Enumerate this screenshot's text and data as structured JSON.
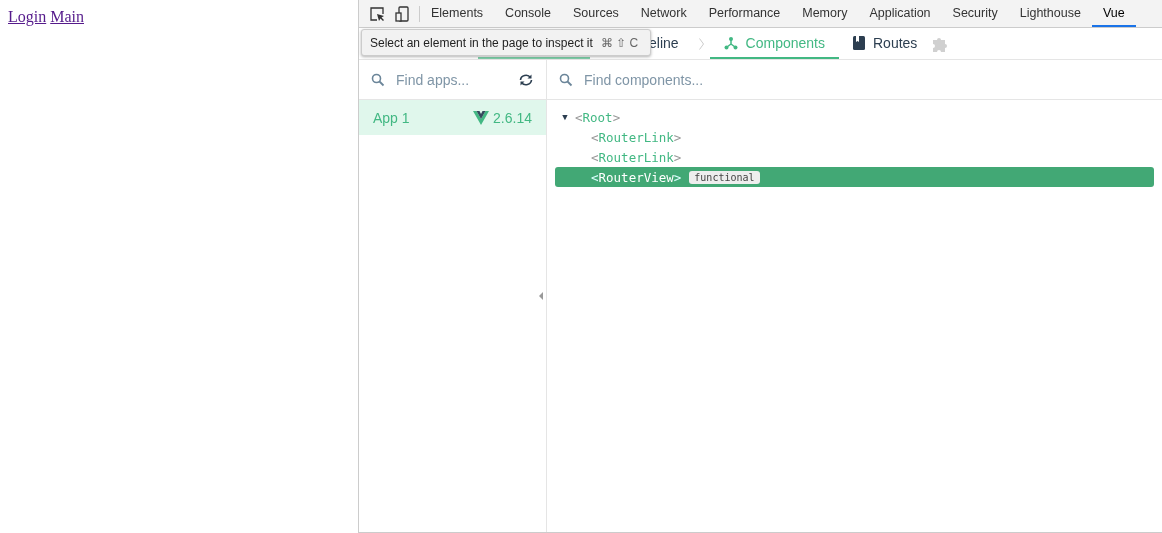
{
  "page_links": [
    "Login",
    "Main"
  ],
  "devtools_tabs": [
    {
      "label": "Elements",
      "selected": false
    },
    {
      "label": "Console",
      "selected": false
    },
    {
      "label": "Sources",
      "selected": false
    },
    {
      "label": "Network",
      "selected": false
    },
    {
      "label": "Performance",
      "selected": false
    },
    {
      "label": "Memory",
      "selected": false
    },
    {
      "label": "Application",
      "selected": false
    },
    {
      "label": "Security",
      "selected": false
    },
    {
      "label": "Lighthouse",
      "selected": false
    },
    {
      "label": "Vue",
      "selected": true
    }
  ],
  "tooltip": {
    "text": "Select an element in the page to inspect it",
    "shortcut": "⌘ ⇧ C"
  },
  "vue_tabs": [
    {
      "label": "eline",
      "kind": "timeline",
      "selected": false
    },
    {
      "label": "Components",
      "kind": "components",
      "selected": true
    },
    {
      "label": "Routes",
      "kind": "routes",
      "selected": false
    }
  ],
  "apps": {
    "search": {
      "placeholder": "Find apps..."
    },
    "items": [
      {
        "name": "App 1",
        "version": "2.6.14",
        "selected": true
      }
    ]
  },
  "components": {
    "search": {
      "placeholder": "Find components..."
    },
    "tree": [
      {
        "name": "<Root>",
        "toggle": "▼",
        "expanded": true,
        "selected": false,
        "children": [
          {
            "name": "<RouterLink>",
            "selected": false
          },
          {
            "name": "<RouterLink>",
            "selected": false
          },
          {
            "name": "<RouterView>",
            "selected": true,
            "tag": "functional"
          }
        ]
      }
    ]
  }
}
★ ★ ★
**TASK GOAL**
Quote the records in full and exactly; skip any image.

**FULL OUTPUT**
Enumerate this screenshot's text and data as structured JSON.
{
  "page_links": [
    "Login",
    "Main"
  ],
  "devtools_tabs": [
    {
      "label": "Elements",
      "selected": false
    },
    {
      "label": "Console",
      "selected": false
    },
    {
      "label": "Sources",
      "selected": false
    },
    {
      "label": "Network",
      "selected": false
    },
    {
      "label": "Performance",
      "selected": false
    },
    {
      "label": "Memory",
      "selected": false
    },
    {
      "label": "Application",
      "selected": false
    },
    {
      "label": "Security",
      "selected": false
    },
    {
      "label": "Lighthouse",
      "selected": false
    },
    {
      "label": "Vue",
      "selected": true
    }
  ],
  "tooltip": {
    "text": "Select an element in the page to inspect it",
    "shortcut": "⌘ ⇧ C"
  },
  "vue_tabs": [
    {
      "label": "eline",
      "kind": "timeline",
      "selected": false
    },
    {
      "label": "Components",
      "kind": "components",
      "selected": true
    },
    {
      "label": "Routes",
      "kind": "routes",
      "selected": false
    }
  ],
  "apps": {
    "search": {
      "placeholder": "Find apps..."
    },
    "items": [
      {
        "name": "App 1",
        "version": "2.6.14",
        "selected": true
      }
    ]
  },
  "components": {
    "search": {
      "placeholder": "Find components..."
    },
    "tree": [
      {
        "name": "<Root>",
        "toggle": "▼",
        "expanded": true,
        "selected": false,
        "children": [
          {
            "name": "<RouterLink>",
            "selected": false
          },
          {
            "name": "<RouterLink>",
            "selected": false
          },
          {
            "name": "<RouterView>",
            "selected": true,
            "tag": "functional"
          }
        ]
      }
    ]
  }
}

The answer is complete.